--- START OF Listing ---

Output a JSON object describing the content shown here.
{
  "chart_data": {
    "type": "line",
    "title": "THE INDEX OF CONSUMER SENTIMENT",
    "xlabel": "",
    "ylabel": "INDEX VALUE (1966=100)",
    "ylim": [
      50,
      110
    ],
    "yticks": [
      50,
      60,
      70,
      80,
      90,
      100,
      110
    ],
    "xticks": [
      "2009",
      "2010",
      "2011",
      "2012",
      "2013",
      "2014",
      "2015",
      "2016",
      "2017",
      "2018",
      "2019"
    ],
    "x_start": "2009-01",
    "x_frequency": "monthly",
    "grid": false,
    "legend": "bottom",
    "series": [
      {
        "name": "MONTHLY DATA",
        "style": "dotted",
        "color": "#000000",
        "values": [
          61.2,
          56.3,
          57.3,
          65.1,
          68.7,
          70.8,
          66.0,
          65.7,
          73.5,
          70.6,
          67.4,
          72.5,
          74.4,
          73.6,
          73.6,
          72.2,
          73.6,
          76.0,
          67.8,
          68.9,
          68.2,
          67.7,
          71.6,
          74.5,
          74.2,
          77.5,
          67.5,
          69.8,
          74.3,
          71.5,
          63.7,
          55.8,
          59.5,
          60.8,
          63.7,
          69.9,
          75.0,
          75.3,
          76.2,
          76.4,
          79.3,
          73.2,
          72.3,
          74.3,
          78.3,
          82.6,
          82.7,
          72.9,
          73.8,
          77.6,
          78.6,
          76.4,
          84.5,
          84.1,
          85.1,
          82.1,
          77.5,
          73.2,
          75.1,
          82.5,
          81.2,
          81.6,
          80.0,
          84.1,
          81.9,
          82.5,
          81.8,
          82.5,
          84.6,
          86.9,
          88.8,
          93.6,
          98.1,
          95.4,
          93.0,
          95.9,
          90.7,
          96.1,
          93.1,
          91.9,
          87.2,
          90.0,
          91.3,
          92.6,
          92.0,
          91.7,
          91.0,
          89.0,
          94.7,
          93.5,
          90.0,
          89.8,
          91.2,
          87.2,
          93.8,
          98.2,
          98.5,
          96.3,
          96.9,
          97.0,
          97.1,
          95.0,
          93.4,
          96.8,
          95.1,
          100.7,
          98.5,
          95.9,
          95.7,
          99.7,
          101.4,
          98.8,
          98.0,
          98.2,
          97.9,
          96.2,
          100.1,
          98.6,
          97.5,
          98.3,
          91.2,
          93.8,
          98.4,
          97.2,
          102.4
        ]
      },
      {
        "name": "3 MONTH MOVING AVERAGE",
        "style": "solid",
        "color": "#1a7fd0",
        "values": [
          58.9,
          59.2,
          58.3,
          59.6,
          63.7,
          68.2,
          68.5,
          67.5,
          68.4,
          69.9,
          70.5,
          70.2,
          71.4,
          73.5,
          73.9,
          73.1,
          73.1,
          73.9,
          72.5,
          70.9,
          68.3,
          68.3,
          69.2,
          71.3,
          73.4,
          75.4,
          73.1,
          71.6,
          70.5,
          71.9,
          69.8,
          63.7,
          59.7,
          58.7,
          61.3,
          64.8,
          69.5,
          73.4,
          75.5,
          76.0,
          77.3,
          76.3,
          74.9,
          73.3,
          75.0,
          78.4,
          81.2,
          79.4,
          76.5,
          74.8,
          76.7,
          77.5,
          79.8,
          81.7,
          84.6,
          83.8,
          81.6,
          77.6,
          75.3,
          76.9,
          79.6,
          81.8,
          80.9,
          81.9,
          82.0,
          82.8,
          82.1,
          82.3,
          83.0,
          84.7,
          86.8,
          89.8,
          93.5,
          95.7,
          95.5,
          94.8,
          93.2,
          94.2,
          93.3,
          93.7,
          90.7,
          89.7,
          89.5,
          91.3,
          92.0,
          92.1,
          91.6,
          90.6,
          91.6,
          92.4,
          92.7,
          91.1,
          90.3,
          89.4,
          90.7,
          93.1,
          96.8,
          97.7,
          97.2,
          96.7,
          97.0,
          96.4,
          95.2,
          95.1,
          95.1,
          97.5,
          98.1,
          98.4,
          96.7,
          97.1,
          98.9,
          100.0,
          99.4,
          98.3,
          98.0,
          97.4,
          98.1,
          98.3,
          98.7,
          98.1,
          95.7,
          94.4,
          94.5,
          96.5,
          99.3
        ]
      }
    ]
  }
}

--- END OF Listing ---

• _What to produce_
Identify and copy lines that hold the string "name".

• _Response to this exercise_
        "name": "MONTHLY DATA",
        "name": "3 MONTH MOVING AVERAGE",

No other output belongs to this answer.